Copy every line, leaving nothing out and adding nothing.

[Data entries]
┌──
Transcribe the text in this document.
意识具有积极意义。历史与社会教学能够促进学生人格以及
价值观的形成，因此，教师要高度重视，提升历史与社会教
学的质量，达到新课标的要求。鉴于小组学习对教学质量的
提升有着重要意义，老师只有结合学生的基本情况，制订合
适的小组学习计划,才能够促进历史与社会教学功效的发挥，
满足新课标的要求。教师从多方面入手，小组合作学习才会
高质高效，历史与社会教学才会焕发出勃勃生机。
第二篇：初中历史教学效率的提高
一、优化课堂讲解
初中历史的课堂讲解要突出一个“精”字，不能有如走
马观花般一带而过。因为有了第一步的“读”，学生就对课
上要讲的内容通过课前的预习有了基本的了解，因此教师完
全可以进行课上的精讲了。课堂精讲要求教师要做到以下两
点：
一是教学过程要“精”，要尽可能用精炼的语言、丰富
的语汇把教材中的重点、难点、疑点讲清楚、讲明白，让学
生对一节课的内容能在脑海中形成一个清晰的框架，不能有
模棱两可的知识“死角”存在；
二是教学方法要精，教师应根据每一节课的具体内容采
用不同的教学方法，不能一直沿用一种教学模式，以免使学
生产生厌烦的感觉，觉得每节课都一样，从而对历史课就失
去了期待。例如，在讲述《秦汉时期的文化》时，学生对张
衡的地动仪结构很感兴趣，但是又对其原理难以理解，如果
└──
| Exercise answer |
Transcribe the text in this document.
意识具有积极意义。历史与社会教学能够促进学生人格以及
价值观的形成，因此，教师要高度重视，提升历史与社会教
学的质量，达到新课标的要求。鉴于小组学习对教学质量的
提升有着重要意义，老师只有结合学生的基本情况，制订合
适的小组学习计划,才能够促进历史与社会教学功效的发挥，
满足新课标的要求。教师从多方面入手，小组合作学习才会
高质高效，历史与社会教学才会焕发出勃勃生机。
第二篇：初中历史教学效率的提高
一、优化课堂讲解
初中历史的课堂讲解要突出一个“精”字，不能有如走
马观花般一带而过。因为有了第一步的“读”，学生就对课
上要讲的内容通过课前的预习有了基本的了解，因此教师完
全可以进行课上的精讲了。课堂精讲要求教师要做到以下两
点：
一是教学过程要“精”，要尽可能用精炼的语言、丰富
的语汇把教材中的重点、难点、疑点讲清楚、讲明白，让学
生对一节课的内容能在脑海中形成一个清晰的框架，不能有
模棱两可的知识“死角”存在；
二是教学方法要精，教师应根据每一节课的具体内容采
用不同的教学方法，不能一直沿用一种教学模式，以免使学
生产生厌烦的感觉，觉得每节课都一样，从而对历史课就失
去了期待。例如，在讲述《秦汉时期的文化》时，学生对张
衡的地动仪结构很感兴趣，但是又对其原理难以理解，如果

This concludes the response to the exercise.